**MATERIAL PROVIDED**.
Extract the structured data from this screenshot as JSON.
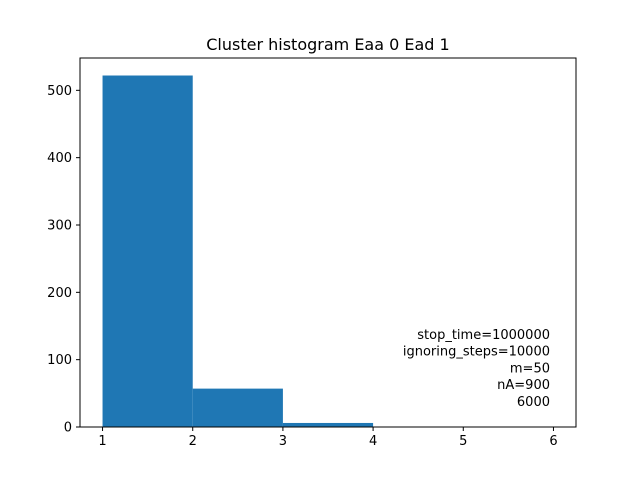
{
  "chart_data": {
    "type": "bar",
    "title": "Cluster histogram Eaa 0 Ead 1",
    "xlabel": "",
    "ylabel": "",
    "bins": [
      {
        "start": 1,
        "end": 2,
        "value": 522
      },
      {
        "start": 2,
        "end": 3,
        "value": 57
      },
      {
        "start": 3,
        "end": 4,
        "value": 6
      },
      {
        "start": 4,
        "end": 5,
        "value": 0
      },
      {
        "start": 5,
        "end": 6,
        "value": 0
      }
    ],
    "xlim": [
      0.75,
      6.25
    ],
    "ylim": [
      0,
      548
    ],
    "xticks": [
      "1",
      "2",
      "3",
      "4",
      "5",
      "6"
    ],
    "yticks": [
      "0",
      "100",
      "200",
      "300",
      "400",
      "500"
    ],
    "bar_color": "#1f77b4",
    "grid": false,
    "annotation_lines": [
      "stop_time=1000000",
      "ignoring_steps=10000",
      "m=50",
      "nA=900",
      "6000"
    ]
  }
}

**WHAT THIS TASK INVOLVES**. Repeat the entries exactly and keep the pictures out of the copy.

**FINISHED TASK**.
Extract the structured data from this screenshot as JSON.
{
  "chart_data": {
    "type": "bar",
    "title": "Cluster histogram Eaa 0 Ead 1",
    "xlabel": "",
    "ylabel": "",
    "bins": [
      {
        "start": 1,
        "end": 2,
        "value": 522
      },
      {
        "start": 2,
        "end": 3,
        "value": 57
      },
      {
        "start": 3,
        "end": 4,
        "value": 6
      },
      {
        "start": 4,
        "end": 5,
        "value": 0
      },
      {
        "start": 5,
        "end": 6,
        "value": 0
      }
    ],
    "xlim": [
      0.75,
      6.25
    ],
    "ylim": [
      0,
      548
    ],
    "xticks": [
      "1",
      "2",
      "3",
      "4",
      "5",
      "6"
    ],
    "yticks": [
      "0",
      "100",
      "200",
      "300",
      "400",
      "500"
    ],
    "bar_color": "#1f77b4",
    "grid": false,
    "annotation_lines": [
      "stop_time=1000000",
      "ignoring_steps=10000",
      "m=50",
      "nA=900",
      "6000"
    ]
  }
}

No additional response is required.